Scan the records and identify every line in which the string "this" occurs, then return those lines.

start Task material

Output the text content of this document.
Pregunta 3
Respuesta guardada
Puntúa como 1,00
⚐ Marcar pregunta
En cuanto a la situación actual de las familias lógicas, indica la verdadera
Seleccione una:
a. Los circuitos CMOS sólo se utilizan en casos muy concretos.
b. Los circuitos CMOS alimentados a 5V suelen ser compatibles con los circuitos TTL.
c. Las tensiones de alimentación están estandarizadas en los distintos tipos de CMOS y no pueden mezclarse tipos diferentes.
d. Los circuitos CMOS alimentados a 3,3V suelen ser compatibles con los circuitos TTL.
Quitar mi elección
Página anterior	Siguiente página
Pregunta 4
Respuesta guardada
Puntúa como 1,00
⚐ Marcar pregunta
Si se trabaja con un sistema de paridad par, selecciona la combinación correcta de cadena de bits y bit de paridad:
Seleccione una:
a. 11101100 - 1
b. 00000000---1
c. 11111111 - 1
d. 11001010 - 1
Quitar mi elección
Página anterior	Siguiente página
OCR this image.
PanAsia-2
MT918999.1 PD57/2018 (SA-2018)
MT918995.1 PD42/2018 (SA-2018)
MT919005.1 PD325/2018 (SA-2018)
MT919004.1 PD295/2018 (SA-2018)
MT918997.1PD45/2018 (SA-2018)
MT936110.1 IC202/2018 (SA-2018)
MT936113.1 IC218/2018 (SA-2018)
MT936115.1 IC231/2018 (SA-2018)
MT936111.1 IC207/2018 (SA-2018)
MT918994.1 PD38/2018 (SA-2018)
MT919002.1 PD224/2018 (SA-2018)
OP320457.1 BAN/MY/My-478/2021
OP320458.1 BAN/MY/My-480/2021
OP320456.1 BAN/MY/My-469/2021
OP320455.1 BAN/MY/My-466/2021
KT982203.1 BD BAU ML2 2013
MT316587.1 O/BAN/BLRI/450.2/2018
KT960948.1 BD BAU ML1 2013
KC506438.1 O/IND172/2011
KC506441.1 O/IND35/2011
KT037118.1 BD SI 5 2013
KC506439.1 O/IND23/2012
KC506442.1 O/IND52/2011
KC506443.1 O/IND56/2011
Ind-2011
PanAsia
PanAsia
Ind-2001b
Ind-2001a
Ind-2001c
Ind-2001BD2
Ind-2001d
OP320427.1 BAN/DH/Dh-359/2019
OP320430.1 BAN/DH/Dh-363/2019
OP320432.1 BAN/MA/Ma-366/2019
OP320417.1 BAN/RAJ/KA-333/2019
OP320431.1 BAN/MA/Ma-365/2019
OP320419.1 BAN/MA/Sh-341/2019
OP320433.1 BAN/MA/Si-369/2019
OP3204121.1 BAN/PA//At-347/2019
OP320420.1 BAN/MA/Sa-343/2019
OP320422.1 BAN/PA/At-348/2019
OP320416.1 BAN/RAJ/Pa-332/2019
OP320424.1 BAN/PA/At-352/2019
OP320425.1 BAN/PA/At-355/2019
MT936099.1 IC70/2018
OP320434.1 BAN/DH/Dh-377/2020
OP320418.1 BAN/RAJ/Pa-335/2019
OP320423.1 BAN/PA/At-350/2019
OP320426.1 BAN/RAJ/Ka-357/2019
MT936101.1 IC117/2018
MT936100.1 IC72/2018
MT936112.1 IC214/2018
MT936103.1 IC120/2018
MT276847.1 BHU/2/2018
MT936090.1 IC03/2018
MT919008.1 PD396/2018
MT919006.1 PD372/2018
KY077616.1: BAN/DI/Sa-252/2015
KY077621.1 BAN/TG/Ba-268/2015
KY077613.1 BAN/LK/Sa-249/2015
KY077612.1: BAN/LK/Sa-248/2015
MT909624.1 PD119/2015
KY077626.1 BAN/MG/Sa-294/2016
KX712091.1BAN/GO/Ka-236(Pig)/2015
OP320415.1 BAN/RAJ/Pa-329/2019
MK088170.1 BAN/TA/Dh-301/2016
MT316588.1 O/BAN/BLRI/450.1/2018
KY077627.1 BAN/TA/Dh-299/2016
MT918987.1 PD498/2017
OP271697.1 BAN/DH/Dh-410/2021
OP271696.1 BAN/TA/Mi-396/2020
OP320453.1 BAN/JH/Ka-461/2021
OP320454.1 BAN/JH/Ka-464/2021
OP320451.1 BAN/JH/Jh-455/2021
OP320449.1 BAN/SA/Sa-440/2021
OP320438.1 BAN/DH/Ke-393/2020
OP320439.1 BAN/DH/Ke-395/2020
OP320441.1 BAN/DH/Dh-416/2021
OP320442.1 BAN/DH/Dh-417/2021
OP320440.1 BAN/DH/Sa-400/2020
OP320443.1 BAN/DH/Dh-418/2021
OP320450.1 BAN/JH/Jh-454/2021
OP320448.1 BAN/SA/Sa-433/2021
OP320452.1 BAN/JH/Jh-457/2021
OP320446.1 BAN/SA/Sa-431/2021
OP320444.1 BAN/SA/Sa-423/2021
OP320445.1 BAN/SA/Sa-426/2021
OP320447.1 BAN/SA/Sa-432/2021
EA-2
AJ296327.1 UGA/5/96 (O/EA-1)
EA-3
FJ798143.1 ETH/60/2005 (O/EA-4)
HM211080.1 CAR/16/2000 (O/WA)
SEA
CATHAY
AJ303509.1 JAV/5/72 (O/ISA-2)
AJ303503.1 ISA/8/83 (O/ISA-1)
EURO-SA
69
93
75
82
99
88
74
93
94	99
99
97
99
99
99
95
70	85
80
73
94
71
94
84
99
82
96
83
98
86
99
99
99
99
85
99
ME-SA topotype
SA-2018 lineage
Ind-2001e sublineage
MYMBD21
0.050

end Task material

Finished answer
Output the text content of this document.
OCR this image.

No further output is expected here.